====== Dataset records

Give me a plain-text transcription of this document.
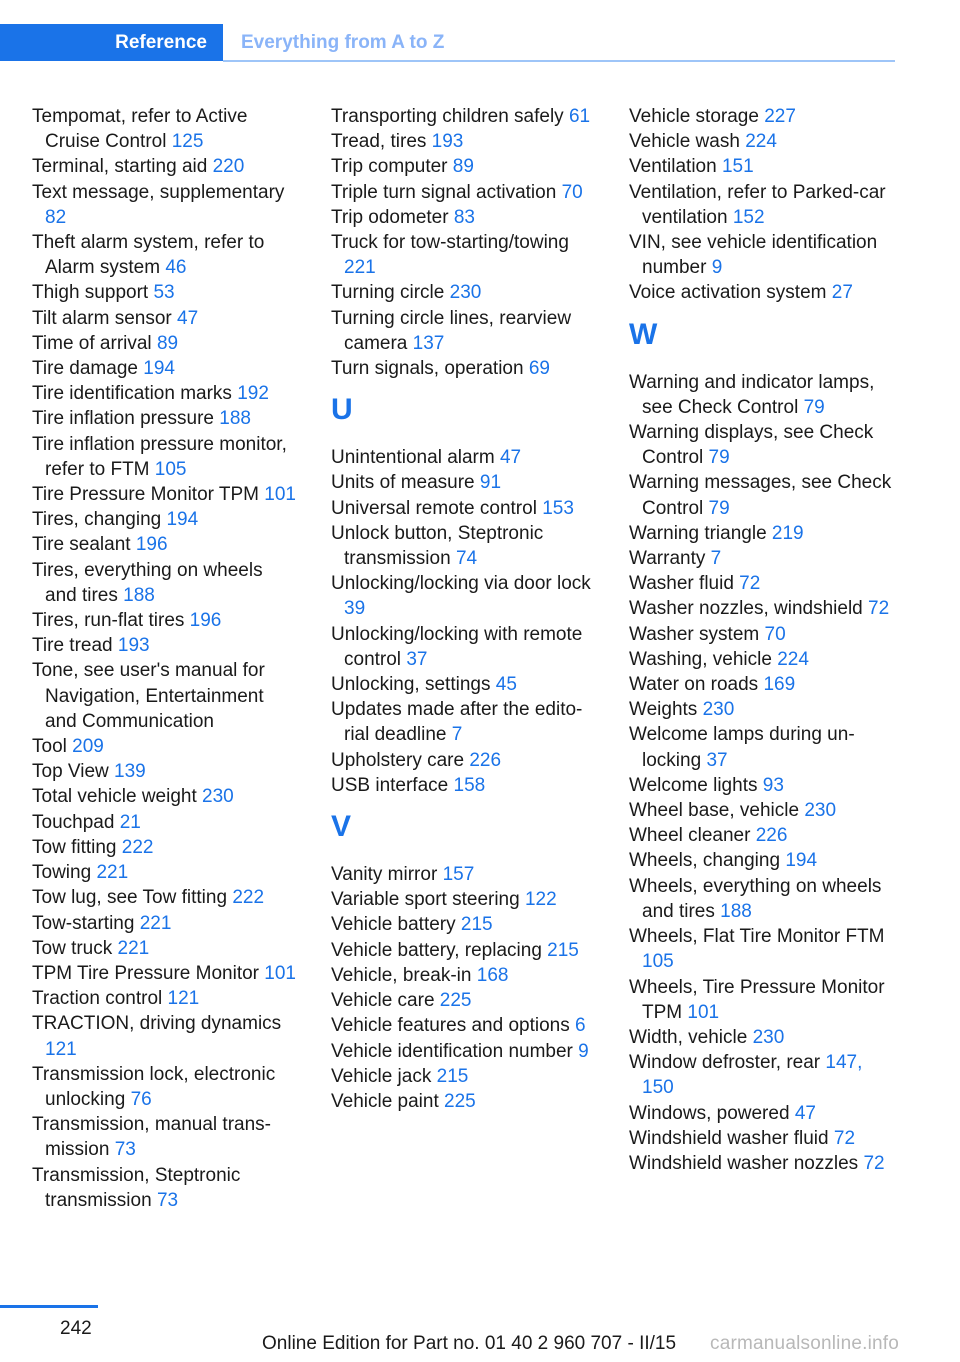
Reference Everything from A to Z
Tempomat, refer to Active Cruise Control 125
Terminal, starting aid 220
Text message, supplementary 82
Theft alarm system, refer to Alarm system 46
Thigh support 53
Tilt alarm sensor 47
Time of arrival 89
Tire damage 194
Tire identification marks 192
Tire inflation pressure 188
Tire inflation pressure monitor, refer to FTM 105
Tire Pressure Monitor TPM 101
Tires, changing 194
Tire sealant 196
Tires, everything on wheels and tires 188
Tires, run-flat tires 196
Tire tread 193
Tone, see user's manual for Navigation, Entertainment and Communication
Tool 209
Top View 139
Total vehicle weight 230
Touchpad 21
Tow fitting 222
Towing 221
Tow lug, see Tow fitting 222
Tow-starting 221
Tow truck 221
TPM Tire Pressure Monitor 101
Traction control 121
TRACTION, driving dynamics 121
Transmission lock, electronic unlocking 76
Transmission, manual transmission 73
Transmission, Steptronic transmission 73
Transporting children safely 61
Tread, tires 193
Trip computer 89
Triple turn signal activation 70
Trip odometer 83
Truck for tow-starting/towing 221
Turning circle 230
Turning circle lines, rearview camera 137
Turn signals, operation 69
U
Unintentional alarm 47
Units of measure 91
Universal remote control 153
Unlock button, Steptronic transmission 74
Unlocking/locking via door lock 39
Unlocking/locking with remote control 37
Unlocking, settings 45
Updates made after the editorial deadline 7
Upholstery care 226
USB interface 158
V
Vanity mirror 157
Variable sport steering 122
Vehicle battery 215
Vehicle battery, replacing 215
Vehicle, break-in 168
Vehicle care 225
Vehicle features and options 6
Vehicle identification number 9
Vehicle jack 215
Vehicle paint 225
Vehicle storage 227
Vehicle wash 224
Ventilation 151
Ventilation, refer to Parked-car ventilation 152
VIN, see vehicle identification number 9
Voice activation system 27
W
Warning and indicator lamps, see Check Control 79
Warning displays, see Check Control 79
Warning messages, see Check Control 79
Warning triangle 219
Warranty 7
Washer fluid 72
Washer nozzles, windshield 72
Washer system 70
Washing, vehicle 224
Water on roads 169
Weights 230
Welcome lamps during unlocking 37
Welcome lights 93
Wheel base, vehicle 230
Wheel cleaner 226
Wheels, changing 194
Wheels, everything on wheels and tires 188
Wheels, Flat Tire Monitor FTM 105
Wheels, Tire Pressure Monitor TPM 101
Width, vehicle 230
Window defroster, rear 147, 150
Windows, powered 47
Windshield washer fluid 72
Windshield washer nozzles 72
242
Online Edition for Part no. 01 40 2 960 707 - II/15 carmanualsonline.info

============

What you need to do → The records shown above are to be repeated exactly, with the pictures left out.

Task response →
Give me a plain-text transcription of this document.
Reference Everything from A to Z
Tempomat, refer to Active Cruise Control 125
Terminal, starting aid 220
Text message, supplementary 82
Theft alarm system, refer to Alarm system 46
Thigh support 53
Tilt alarm sensor 47
Time of arrival 89
Tire damage 194
Tire identification marks 192
Tire inflation pressure 188
Tire inflation pressure monitor, refer to FTM 105
Tire Pressure Monitor TPM 101
Tires, changing 194
Tire sealant 196
Tires, everything on wheels and tires 188
Tires, run-flat tires 196
Tire tread 193
Tone, see user's manual for Navigation, Entertainment and Communication
Tool 209
Top View 139
Total vehicle weight 230
Touchpad 21
Tow fitting 222
Towing 221
Tow lug, see Tow fitting 222
Tow-starting 221
Tow truck 221
TPM Tire Pressure Monitor 101
Traction control 121
TRACTION, driving dynamics 121
Transmission lock, electronic unlocking 76
Transmission, manual transmission 73
Transmission, Steptronic transmission 73
Transporting children safely 61
Tread, tires 193
Trip computer 89
Triple turn signal activation 70
Trip odometer 83
Truck for tow-starting/towing 221
Turning circle 230
Turning circle lines, rearview camera 137
Turn signals, operation 69
U
Unintentional alarm 47
Units of measure 91
Universal remote control 153
Unlock button, Steptronic transmission 74
Unlocking/locking via door lock 39
Unlocking/locking with remote control 37
Unlocking, settings 45
Updates made after the editorial deadline 7
Upholstery care 226
USB interface 158
V
Vanity mirror 157
Variable sport steering 122
Vehicle battery 215
Vehicle battery, replacing 215
Vehicle, break-in 168
Vehicle care 225
Vehicle features and options 6
Vehicle identification number 9
Vehicle jack 215
Vehicle paint 225
Vehicle storage 227
Vehicle wash 224
Ventilation 151
Ventilation, refer to Parked-car ventilation 152
VIN, see vehicle identification number 9
Voice activation system 27
W
Warning and indicator lamps, see Check Control 79
Warning displays, see Check Control 79
Warning messages, see Check Control 79
Warning triangle 219
Warranty 7
Washer fluid 72
Washer nozzles, windshield 72
Washer system 70
Washing, vehicle 224
Water on roads 169
Weights 230
Welcome lamps during unlocking 37
Welcome lights 93
Wheel base, vehicle 230
Wheel cleaner 226
Wheels, changing 194
Wheels, everything on wheels and tires 188
Wheels, Flat Tire Monitor FTM 105
Wheels, Tire Pressure Monitor TPM 101
Width, vehicle 230
Window defroster, rear 147, 150
Windows, powered 47
Windshield washer fluid 72
Windshield washer nozzles 72
242
Online Edition for Part no. 01 40 2 960 707 - II/15 carmanualsonline.info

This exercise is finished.